RECORDS:
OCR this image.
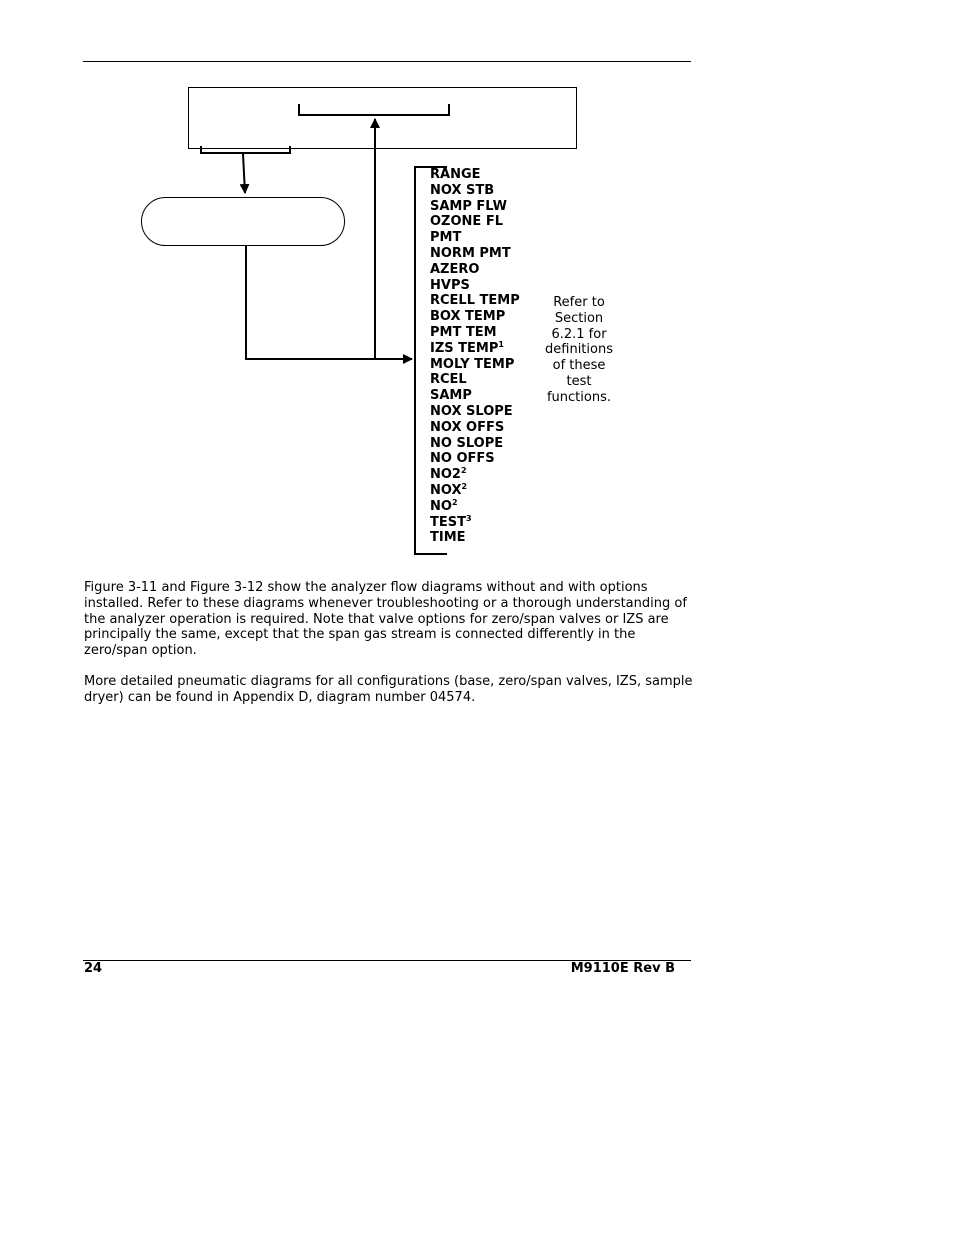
RANGE
NOX STB
SAMP FLW
OZONE FL
PMT
NORM PMT
AZERO
HVPS
RCELL TEMP
BOX TEMP
PMT TEM
IZS TEMP$^1$
MOLY TEMP
RCEL
SAMP
NOX SLOPE
NOX OFFS
NO SLOPE
NO OFFS
$NO2^2$
NOX$^2$
$NO^2$
TEST$^3$
TIME
Refer to
Section
6.2.1 for
definitions
of these
test
functions.

Figure 3-11 and Figure 3-12 show the analyzer flow diagrams without and with options installed. Refer to these diagrams whenever troubleshooting or a thorough understanding of the analyzer operation is required. Note that valve options for zero/span valves or IZS are principally the same, except that the span gas stream is connected differently in the zero/span option.

More detailed pneumatic diagrams for all configurations (base, zero/span valves, IZS, sample dryer) can be found in Appendix D, diagram number 04574.

24	M9110E Rev B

AIM: Images do not belong in the copy; reproduce all other parts of the records above verbatim.

EXERCISE RESULT:
OCR this image.
RANGE
NOX STB
SAMP FLW
OZONE FL
PMT
NORM PMT
AZERO
HVPS
RCELL TEMP
BOX TEMP
PMT TEM
IZS TEMP$^1$
MOLY TEMP
RCEL
SAMP
NOX SLOPE
NOX OFFS
NO SLOPE
NO OFFS
$NO2^2$
NOX$^2$
$NO^2$
TEST$^3$
TIME
Refer to
Section
6.2.1 for
definitions
of these
test
functions.

Figure 3-11 and Figure 3-12 show the analyzer flow diagrams without and with options installed. Refer to these diagrams whenever troubleshooting or a thorough understanding of the analyzer operation is required. Note that valve options for zero/span valves or IZS are principally the same, except that the span gas stream is connected differently in the zero/span option.

More detailed pneumatic diagrams for all configurations (base, zero/span valves, IZS, sample dryer) can be found in Appendix D, diagram number 04574.

24	M9110E Rev B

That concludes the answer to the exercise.